## Start Records for this exercise

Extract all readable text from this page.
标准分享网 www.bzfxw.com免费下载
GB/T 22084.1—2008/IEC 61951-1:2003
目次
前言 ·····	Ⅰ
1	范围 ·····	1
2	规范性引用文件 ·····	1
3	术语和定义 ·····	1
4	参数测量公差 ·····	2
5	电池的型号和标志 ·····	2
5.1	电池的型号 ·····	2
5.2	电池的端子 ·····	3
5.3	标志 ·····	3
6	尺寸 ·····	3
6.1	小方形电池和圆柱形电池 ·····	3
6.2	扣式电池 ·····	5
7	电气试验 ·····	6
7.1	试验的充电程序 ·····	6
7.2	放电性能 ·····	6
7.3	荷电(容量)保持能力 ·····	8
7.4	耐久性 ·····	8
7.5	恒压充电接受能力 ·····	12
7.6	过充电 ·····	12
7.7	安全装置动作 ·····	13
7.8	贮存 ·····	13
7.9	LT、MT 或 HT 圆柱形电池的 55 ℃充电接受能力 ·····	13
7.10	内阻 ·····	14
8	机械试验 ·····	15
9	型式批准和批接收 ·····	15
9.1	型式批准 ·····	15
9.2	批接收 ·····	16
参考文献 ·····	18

## End Records for this exercise
## Start Records for this exercise

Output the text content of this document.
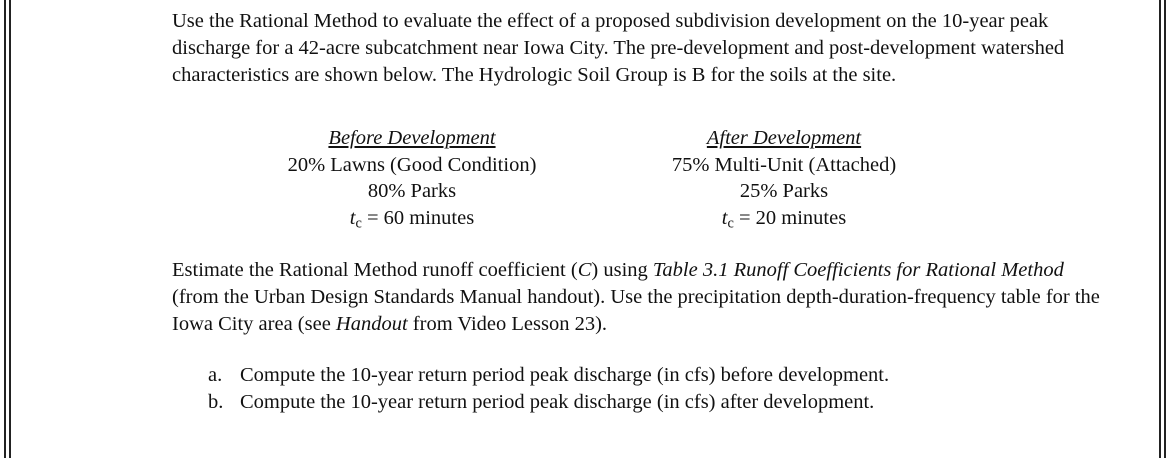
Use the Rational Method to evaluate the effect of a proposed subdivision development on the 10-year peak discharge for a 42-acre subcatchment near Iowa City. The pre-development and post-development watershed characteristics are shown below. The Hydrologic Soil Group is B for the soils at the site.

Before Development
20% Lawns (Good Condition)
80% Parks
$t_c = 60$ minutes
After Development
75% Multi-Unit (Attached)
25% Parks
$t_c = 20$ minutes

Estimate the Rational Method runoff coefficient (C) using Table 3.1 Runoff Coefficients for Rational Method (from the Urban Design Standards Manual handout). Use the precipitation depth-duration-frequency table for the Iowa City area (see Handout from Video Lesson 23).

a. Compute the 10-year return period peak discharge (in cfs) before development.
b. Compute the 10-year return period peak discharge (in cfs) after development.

## End Records for this exercise

Your goal
Using the listing, say how many lines include the word "Method", and add nothing else.

Answer to this exercise
2